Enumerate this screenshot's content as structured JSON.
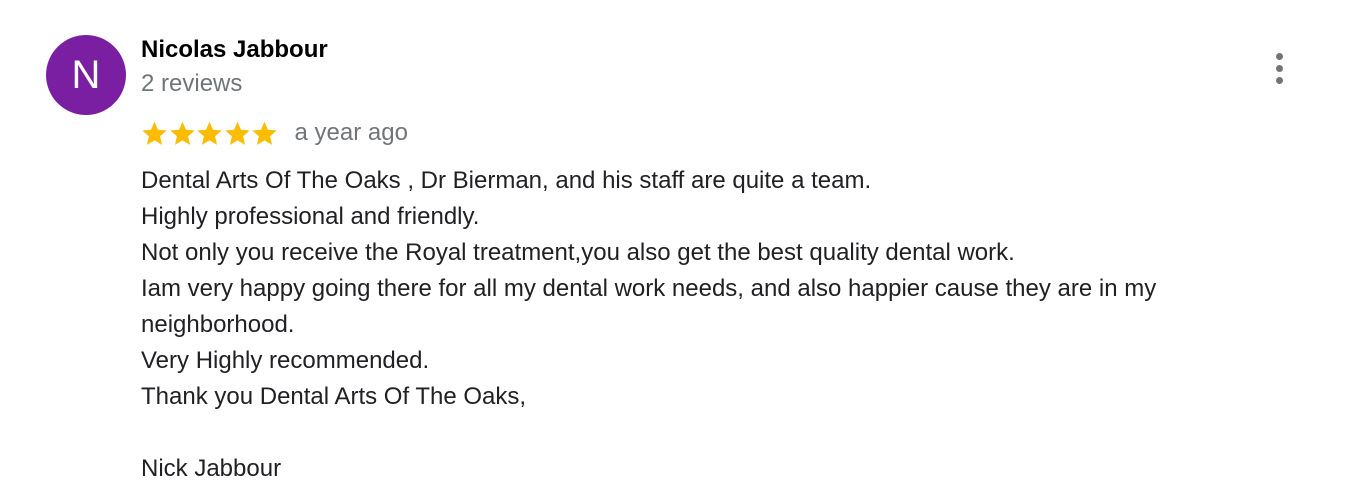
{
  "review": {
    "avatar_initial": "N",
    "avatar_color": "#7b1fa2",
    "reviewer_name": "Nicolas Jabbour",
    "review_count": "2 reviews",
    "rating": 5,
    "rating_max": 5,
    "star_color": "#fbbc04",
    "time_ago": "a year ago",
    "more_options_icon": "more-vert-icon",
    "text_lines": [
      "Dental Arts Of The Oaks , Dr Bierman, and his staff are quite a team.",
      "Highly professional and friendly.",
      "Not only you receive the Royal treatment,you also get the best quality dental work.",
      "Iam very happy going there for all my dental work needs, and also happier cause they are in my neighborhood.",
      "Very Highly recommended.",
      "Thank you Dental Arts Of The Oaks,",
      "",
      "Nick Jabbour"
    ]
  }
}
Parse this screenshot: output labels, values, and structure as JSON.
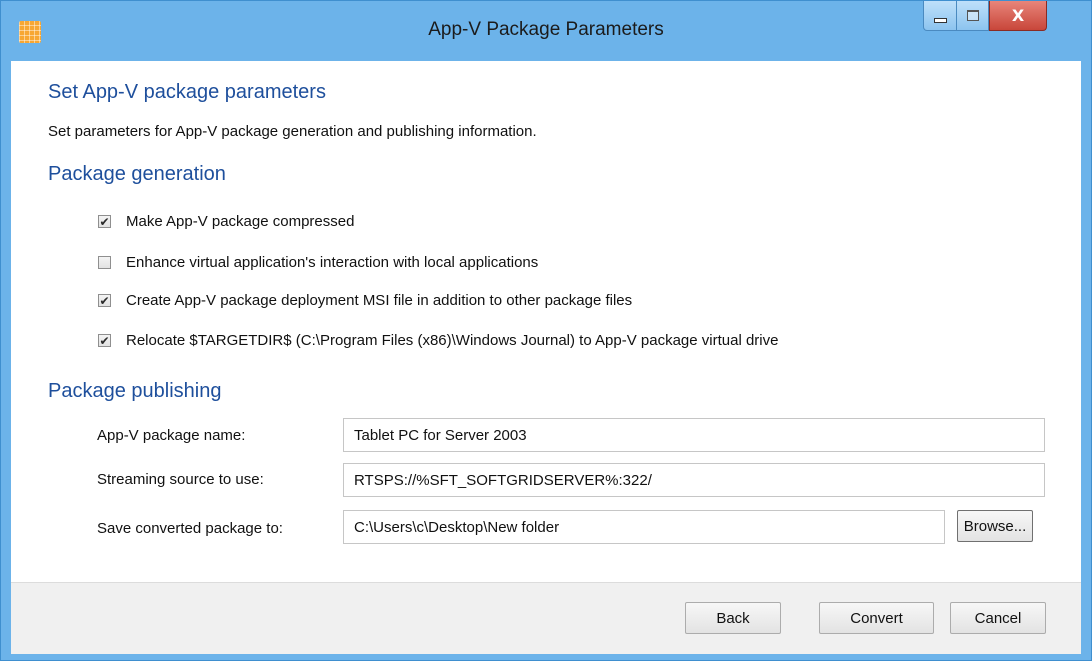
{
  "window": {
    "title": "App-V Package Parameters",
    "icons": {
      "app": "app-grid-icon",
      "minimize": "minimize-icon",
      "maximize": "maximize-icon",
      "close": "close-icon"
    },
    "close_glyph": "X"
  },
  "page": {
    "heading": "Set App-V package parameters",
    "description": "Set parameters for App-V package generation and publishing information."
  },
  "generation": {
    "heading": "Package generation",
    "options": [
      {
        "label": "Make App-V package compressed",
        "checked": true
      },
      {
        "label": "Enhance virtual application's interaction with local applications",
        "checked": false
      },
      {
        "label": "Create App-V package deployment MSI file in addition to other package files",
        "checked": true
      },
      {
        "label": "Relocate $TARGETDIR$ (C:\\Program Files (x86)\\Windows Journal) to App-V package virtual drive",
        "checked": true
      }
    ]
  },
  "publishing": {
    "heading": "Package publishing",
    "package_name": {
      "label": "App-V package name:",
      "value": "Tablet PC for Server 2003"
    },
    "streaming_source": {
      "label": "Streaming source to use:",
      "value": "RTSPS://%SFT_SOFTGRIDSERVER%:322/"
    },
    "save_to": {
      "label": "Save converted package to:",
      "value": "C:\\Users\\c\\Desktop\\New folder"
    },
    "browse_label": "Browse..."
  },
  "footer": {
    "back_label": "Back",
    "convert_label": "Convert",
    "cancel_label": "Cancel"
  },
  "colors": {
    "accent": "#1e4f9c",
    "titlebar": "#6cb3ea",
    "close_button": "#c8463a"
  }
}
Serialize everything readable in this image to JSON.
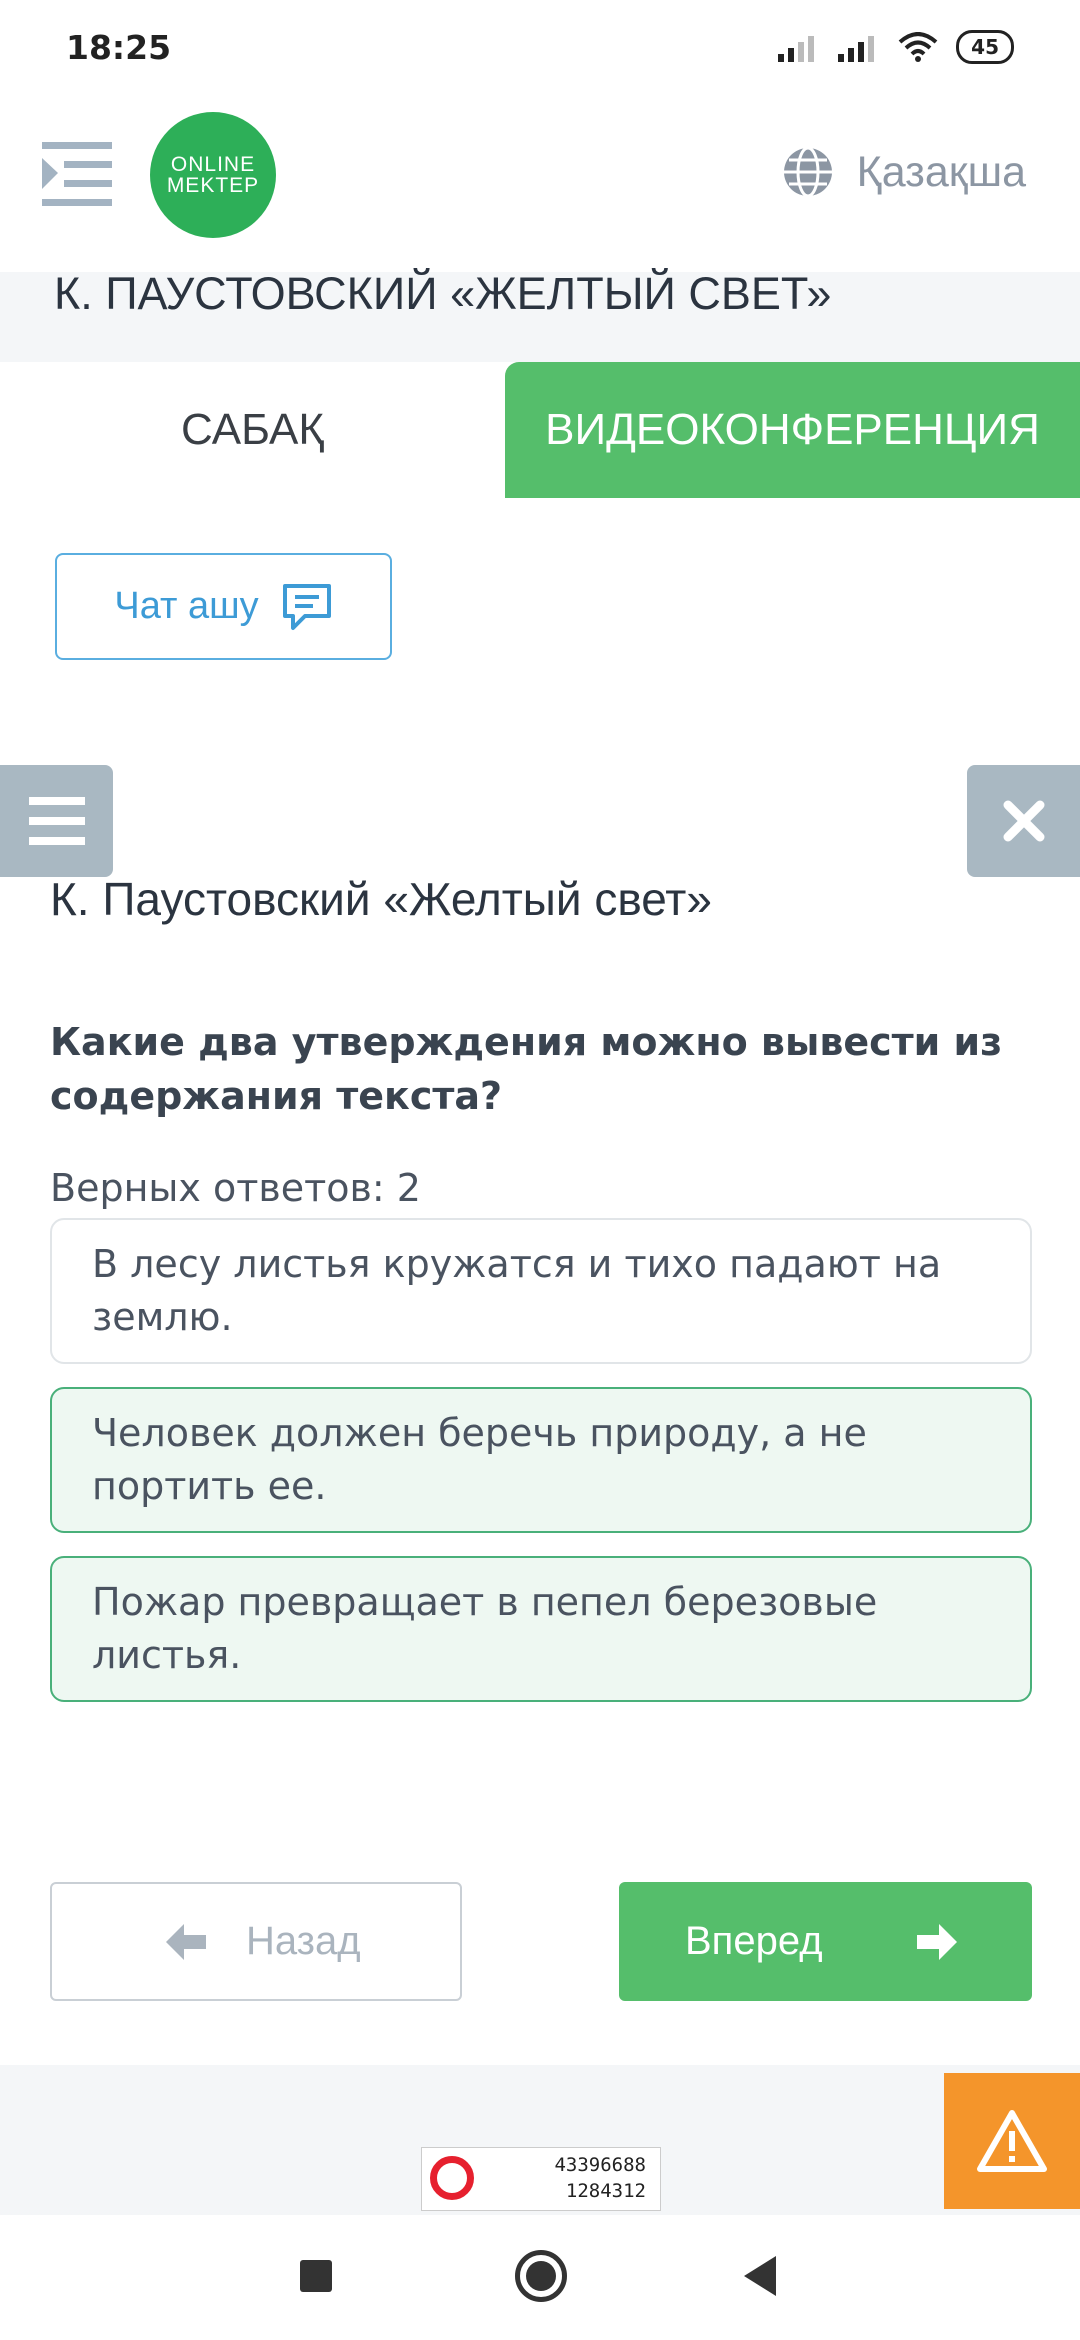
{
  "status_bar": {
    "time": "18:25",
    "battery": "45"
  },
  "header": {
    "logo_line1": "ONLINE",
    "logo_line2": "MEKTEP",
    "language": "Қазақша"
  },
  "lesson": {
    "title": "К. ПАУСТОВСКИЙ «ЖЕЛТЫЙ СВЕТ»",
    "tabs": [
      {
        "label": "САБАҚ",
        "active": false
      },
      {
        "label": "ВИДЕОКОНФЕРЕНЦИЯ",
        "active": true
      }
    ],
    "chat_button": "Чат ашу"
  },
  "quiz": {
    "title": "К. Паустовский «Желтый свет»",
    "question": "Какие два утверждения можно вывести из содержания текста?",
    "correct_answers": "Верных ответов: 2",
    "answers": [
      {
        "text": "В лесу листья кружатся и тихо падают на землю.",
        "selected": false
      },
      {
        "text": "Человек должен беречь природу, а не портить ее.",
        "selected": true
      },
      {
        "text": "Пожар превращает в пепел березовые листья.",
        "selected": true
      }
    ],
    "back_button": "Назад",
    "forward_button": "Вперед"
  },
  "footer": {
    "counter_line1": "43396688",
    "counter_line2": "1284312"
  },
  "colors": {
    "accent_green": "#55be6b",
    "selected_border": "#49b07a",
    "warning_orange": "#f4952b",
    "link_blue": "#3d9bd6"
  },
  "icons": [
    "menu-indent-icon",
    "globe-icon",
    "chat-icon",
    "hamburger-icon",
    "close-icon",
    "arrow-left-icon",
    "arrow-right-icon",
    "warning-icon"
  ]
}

--------------------------------

» Set problem
Skip all pictures. Write out only the lines from the one containing "Serialize everything readable" to the end of the listing above, inclusive, exactly as given.

» Task answer
Serialize everything readable in this image to JSON.
{
  "status_bar": {
    "time": "18:25",
    "battery": "45"
  },
  "header": {
    "logo_line1": "ONLINE",
    "logo_line2": "MEKTEP",
    "language": "Қазақша"
  },
  "lesson": {
    "title": "К. ПАУСТОВСКИЙ «ЖЕЛТЫЙ СВЕТ»",
    "tabs": [
      {
        "label": "САБАҚ",
        "active": false
      },
      {
        "label": "ВИДЕОКОНФЕРЕНЦИЯ",
        "active": true
      }
    ],
    "chat_button": "Чат ашу"
  },
  "quiz": {
    "title": "К. Паустовский «Желтый свет»",
    "question": "Какие два утверждения можно вывести из содержания текста?",
    "correct_answers": "Верных ответов: 2",
    "answers": [
      {
        "text": "В лесу листья кружатся и тихо падают на землю.",
        "selected": false
      },
      {
        "text": "Человек должен беречь природу, а не портить ее.",
        "selected": true
      },
      {
        "text": "Пожар превращает в пепел березовые листья.",
        "selected": true
      }
    ],
    "back_button": "Назад",
    "forward_button": "Вперед"
  },
  "footer": {
    "counter_line1": "43396688",
    "counter_line2": "1284312"
  },
  "colors": {
    "accent_green": "#55be6b",
    "selected_border": "#49b07a",
    "warning_orange": "#f4952b",
    "link_blue": "#3d9bd6"
  },
  "icons": [
    "menu-indent-icon",
    "globe-icon",
    "chat-icon",
    "hamburger-icon",
    "close-icon",
    "arrow-left-icon",
    "arrow-right-icon",
    "warning-icon"
  ]
}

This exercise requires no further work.